• [SET EXERCISE]:
Look through the data below. Show each line where the string "Impact" occurs.

• [SUPPLIED MATERIAL]:
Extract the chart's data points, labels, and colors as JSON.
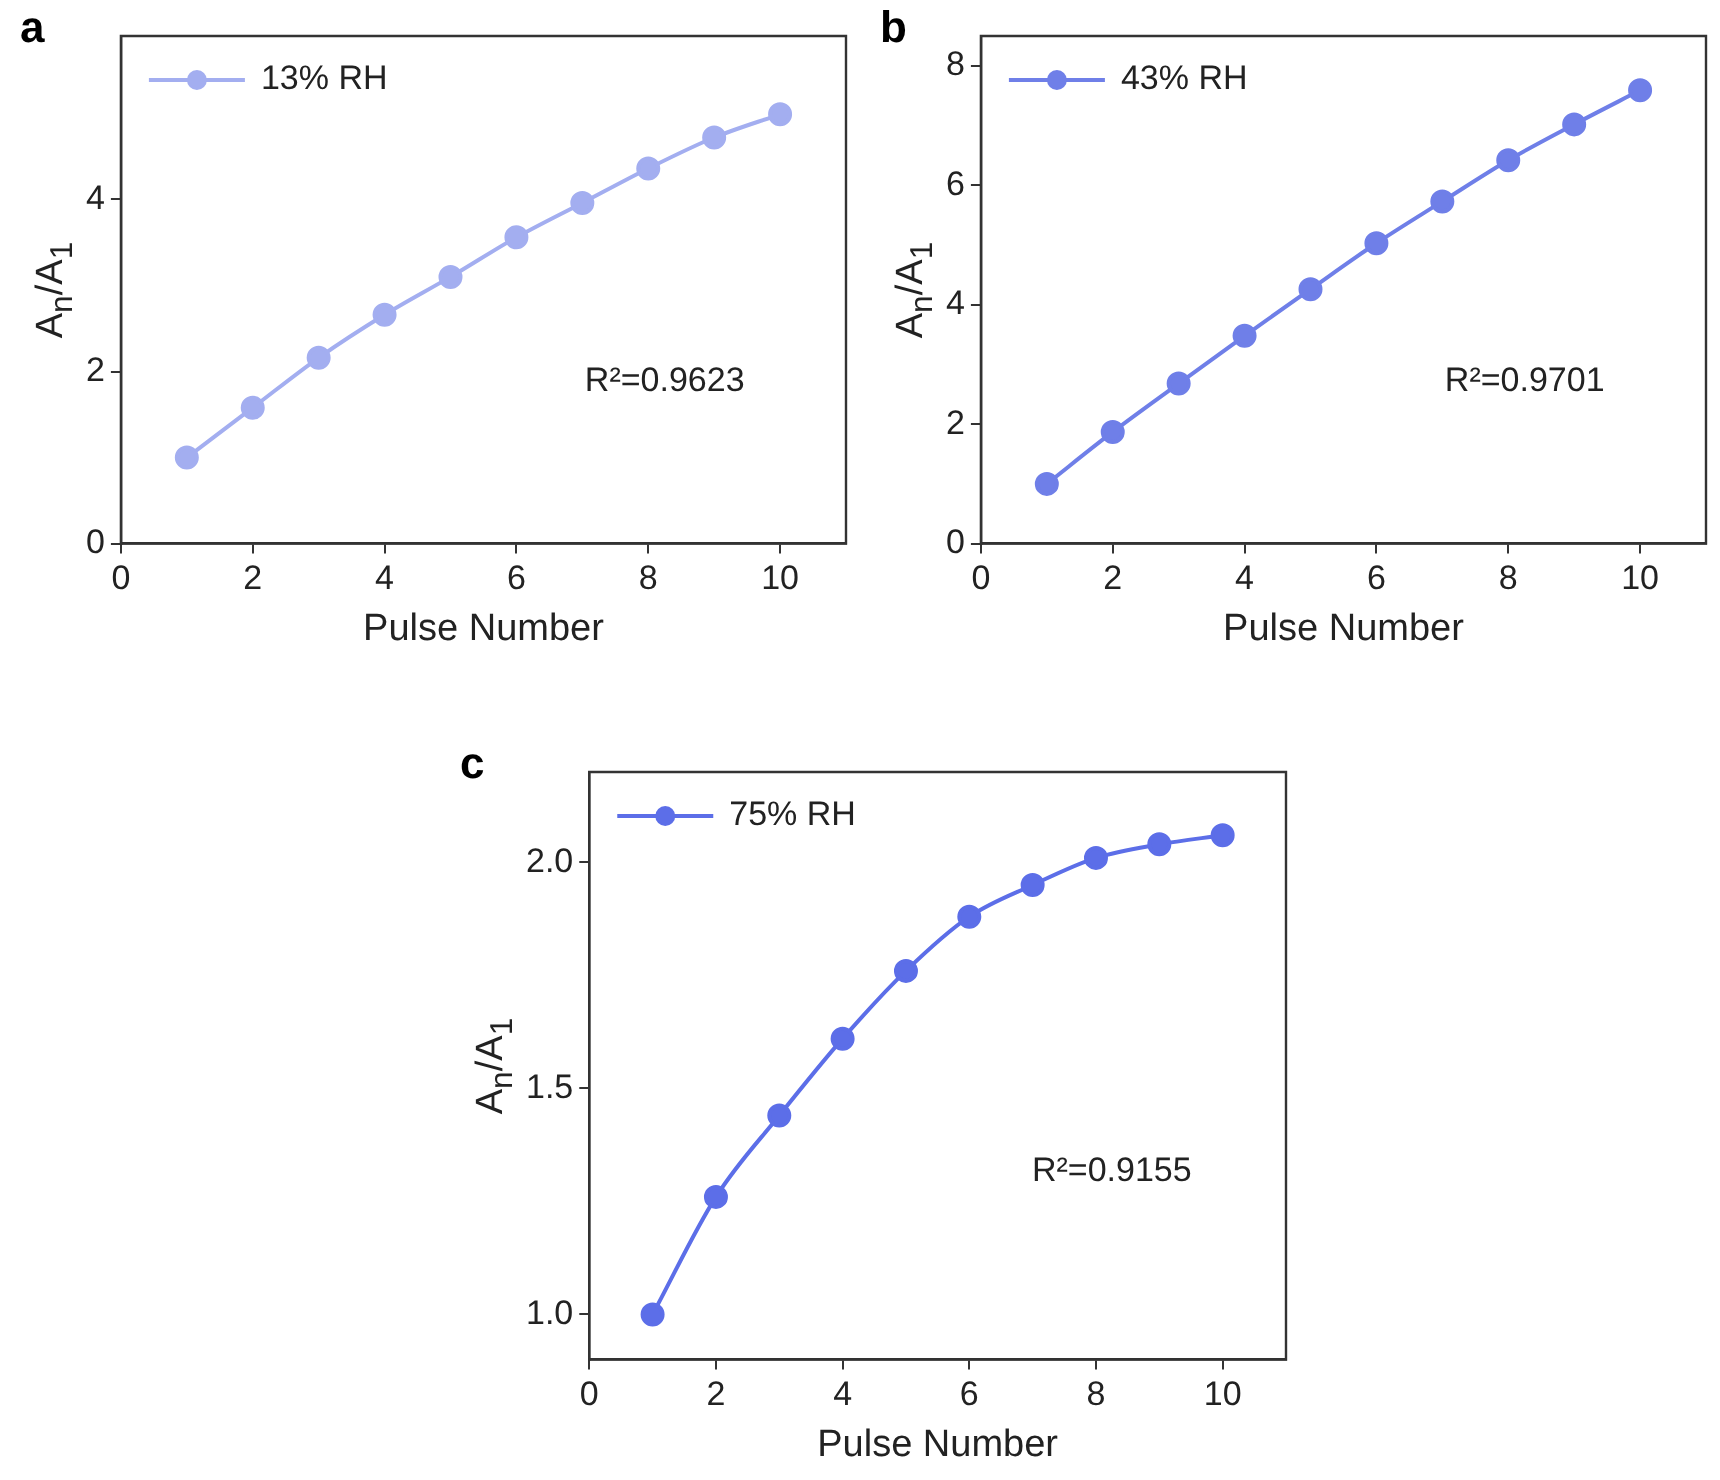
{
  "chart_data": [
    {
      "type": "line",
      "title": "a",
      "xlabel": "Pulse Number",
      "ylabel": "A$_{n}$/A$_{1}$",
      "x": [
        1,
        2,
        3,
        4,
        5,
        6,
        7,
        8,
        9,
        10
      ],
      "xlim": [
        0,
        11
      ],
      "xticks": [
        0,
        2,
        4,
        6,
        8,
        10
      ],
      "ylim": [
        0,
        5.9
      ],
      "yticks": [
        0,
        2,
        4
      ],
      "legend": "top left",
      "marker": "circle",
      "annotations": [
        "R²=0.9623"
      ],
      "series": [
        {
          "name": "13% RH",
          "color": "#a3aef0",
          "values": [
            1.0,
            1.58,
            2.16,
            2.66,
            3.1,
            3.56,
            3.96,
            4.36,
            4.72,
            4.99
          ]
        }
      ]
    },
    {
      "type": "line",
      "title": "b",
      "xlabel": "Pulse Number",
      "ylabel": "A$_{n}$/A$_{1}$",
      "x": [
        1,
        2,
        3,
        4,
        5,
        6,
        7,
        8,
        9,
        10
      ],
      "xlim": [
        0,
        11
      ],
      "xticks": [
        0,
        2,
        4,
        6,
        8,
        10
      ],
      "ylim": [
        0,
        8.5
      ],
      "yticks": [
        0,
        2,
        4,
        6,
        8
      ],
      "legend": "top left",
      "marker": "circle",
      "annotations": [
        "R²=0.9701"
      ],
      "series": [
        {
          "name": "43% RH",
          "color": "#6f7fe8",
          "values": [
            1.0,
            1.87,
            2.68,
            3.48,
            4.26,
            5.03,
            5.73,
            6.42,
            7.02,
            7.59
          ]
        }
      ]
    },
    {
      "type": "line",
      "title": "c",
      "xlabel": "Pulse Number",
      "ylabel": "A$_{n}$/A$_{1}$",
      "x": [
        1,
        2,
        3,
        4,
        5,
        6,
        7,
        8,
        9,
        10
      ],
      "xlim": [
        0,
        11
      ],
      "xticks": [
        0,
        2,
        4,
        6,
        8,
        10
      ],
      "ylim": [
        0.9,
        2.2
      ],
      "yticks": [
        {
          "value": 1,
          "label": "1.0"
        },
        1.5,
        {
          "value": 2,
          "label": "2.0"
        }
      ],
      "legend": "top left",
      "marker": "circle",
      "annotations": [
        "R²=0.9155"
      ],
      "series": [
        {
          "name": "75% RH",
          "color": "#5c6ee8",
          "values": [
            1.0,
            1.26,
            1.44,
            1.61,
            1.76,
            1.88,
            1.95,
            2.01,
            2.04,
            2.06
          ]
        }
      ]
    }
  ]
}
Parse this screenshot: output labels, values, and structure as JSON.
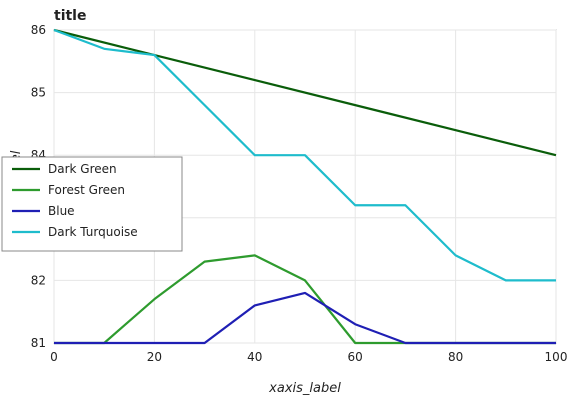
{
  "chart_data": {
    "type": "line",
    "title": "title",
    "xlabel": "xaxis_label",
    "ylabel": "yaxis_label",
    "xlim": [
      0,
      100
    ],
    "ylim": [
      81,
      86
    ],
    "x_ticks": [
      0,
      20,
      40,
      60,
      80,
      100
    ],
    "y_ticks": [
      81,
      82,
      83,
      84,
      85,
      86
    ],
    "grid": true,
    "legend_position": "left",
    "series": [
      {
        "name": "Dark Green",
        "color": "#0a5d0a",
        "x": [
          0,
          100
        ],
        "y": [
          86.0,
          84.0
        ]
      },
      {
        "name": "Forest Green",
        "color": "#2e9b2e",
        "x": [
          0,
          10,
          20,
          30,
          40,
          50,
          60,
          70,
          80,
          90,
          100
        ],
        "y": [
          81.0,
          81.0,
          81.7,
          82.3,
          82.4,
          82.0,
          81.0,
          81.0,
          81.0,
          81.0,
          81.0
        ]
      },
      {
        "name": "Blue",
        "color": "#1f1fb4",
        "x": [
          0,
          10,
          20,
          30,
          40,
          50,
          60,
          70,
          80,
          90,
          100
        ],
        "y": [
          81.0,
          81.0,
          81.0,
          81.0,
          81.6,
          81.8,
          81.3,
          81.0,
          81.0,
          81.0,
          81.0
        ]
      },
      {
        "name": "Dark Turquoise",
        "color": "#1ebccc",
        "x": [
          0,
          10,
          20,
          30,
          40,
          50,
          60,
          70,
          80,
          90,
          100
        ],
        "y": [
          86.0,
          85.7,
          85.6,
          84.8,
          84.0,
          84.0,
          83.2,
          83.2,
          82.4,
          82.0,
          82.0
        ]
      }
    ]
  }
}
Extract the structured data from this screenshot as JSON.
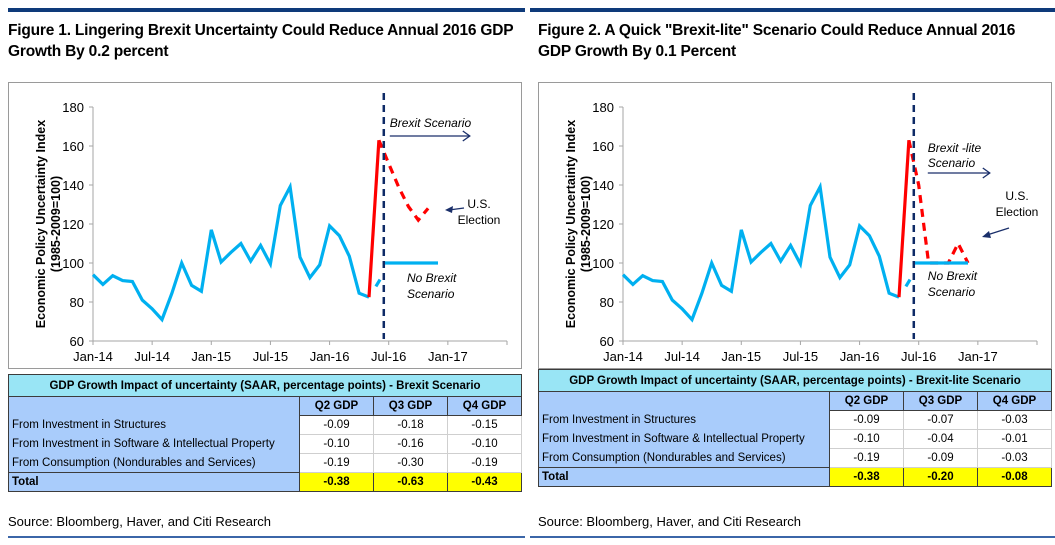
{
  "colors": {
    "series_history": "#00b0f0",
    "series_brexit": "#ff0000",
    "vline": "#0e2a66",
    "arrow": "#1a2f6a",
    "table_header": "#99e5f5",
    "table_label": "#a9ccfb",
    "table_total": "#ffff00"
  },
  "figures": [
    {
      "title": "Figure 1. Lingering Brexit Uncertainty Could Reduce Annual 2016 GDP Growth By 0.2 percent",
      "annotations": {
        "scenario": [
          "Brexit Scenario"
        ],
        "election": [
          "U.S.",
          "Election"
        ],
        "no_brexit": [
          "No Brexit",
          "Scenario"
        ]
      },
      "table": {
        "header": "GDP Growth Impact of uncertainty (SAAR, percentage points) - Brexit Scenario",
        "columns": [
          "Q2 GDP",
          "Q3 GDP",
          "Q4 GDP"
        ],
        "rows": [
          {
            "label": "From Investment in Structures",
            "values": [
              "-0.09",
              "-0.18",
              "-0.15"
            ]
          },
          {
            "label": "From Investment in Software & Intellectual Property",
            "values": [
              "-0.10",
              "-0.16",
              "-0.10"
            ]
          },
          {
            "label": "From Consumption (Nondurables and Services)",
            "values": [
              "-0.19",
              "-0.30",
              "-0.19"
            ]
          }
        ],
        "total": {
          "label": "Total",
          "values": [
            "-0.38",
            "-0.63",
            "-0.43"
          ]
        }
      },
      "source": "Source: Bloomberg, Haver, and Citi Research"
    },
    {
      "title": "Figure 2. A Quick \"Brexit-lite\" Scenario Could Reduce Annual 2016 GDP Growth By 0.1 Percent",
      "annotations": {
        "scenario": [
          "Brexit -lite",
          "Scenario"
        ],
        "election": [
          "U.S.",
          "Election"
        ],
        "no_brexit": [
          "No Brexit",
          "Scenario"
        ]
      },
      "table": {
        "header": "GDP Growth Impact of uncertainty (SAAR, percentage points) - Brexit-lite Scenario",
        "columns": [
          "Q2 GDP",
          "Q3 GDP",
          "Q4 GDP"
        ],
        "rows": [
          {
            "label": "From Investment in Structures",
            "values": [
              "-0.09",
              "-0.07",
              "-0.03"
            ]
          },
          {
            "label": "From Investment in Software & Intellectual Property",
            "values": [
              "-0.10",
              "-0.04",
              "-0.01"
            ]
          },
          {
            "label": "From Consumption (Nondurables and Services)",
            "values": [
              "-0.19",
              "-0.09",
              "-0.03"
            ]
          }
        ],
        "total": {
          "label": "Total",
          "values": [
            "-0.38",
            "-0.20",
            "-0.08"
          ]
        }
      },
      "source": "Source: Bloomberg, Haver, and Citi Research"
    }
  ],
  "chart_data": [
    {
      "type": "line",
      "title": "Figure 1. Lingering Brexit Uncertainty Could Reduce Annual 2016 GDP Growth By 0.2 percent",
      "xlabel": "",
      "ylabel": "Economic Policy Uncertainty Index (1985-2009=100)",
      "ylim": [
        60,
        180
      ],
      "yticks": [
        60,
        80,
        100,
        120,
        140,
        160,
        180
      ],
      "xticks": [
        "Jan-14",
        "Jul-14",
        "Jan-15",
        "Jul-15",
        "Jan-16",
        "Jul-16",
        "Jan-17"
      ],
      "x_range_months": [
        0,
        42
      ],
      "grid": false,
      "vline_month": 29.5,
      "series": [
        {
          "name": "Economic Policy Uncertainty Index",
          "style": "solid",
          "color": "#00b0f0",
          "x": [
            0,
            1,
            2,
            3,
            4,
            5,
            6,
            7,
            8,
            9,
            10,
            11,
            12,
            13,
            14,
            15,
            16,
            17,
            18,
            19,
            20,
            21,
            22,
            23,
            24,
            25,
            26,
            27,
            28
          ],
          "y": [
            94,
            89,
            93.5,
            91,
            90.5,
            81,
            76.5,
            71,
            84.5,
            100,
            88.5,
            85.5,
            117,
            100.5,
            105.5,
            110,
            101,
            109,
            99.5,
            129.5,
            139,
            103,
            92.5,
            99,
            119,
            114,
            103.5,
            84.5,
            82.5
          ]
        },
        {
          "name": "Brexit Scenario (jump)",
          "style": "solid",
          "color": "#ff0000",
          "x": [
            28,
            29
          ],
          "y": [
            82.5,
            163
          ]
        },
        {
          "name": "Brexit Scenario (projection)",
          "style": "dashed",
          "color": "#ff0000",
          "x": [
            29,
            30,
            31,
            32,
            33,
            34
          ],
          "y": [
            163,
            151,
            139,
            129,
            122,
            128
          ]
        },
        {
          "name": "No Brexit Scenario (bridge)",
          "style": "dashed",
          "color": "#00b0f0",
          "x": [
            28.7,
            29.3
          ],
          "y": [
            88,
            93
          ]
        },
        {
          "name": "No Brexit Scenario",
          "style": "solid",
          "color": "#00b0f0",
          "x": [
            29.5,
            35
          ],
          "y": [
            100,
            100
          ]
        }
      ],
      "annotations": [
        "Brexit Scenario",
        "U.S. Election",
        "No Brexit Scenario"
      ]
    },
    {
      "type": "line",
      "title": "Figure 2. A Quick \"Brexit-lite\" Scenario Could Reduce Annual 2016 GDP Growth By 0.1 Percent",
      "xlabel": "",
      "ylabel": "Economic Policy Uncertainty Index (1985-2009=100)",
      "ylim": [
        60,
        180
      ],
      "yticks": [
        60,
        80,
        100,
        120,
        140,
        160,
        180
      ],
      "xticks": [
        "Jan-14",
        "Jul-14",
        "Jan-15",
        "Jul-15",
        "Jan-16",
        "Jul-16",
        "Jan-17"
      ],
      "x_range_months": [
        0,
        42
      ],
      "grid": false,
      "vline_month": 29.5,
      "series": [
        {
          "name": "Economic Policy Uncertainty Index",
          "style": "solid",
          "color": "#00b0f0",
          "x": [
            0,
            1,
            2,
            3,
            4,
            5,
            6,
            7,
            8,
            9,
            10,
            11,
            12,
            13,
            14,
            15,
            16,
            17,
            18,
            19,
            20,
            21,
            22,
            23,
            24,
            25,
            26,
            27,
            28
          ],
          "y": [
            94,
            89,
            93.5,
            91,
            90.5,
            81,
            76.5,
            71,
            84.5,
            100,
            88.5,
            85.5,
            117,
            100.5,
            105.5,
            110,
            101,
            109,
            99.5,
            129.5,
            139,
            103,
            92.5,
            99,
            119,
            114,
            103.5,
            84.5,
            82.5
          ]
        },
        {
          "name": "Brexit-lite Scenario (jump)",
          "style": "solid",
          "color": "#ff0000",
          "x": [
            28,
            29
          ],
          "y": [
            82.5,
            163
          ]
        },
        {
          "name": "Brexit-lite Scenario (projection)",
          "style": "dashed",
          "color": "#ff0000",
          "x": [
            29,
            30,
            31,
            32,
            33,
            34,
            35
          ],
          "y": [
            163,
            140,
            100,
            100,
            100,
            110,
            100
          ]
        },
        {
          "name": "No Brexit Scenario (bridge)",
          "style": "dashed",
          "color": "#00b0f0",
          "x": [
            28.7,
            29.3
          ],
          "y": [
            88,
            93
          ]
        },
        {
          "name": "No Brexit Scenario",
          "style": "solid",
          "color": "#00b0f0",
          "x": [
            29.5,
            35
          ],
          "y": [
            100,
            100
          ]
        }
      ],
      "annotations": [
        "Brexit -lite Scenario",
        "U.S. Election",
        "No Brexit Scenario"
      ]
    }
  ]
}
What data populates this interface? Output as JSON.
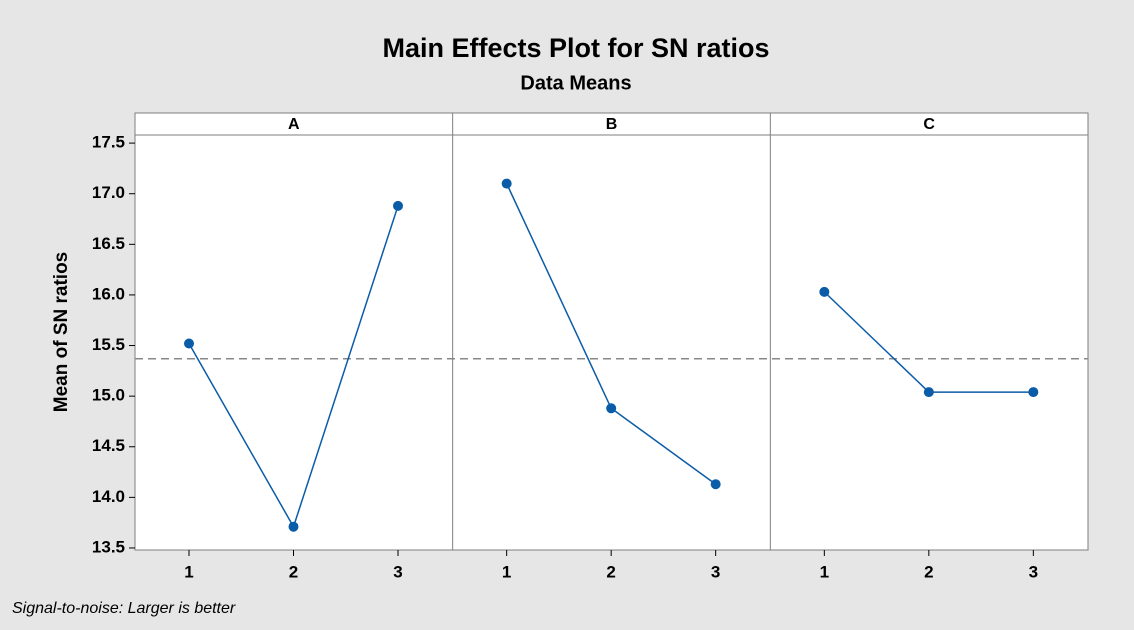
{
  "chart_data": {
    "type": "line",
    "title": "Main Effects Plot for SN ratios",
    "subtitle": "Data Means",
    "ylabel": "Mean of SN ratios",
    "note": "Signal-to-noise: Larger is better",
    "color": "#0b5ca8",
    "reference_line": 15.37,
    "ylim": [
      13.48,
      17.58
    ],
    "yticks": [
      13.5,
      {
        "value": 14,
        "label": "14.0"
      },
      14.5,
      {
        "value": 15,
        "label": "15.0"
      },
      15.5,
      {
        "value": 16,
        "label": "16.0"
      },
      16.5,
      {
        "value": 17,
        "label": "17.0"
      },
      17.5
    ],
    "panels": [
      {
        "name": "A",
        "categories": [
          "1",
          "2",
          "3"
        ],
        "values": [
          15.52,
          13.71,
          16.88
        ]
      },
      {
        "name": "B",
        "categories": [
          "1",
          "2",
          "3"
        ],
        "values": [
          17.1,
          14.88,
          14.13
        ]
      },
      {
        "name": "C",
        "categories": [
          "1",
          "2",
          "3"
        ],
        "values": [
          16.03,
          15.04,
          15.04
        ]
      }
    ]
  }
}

• [OUTPUT]:
        "header": "GDP Growth Impact of uncertainty (SAAR, percentage points) - Brexit Scenario",
        "header": "GDP Growth Impact of uncertainty (SAAR, percentage points) - Brexit-lite Scenario",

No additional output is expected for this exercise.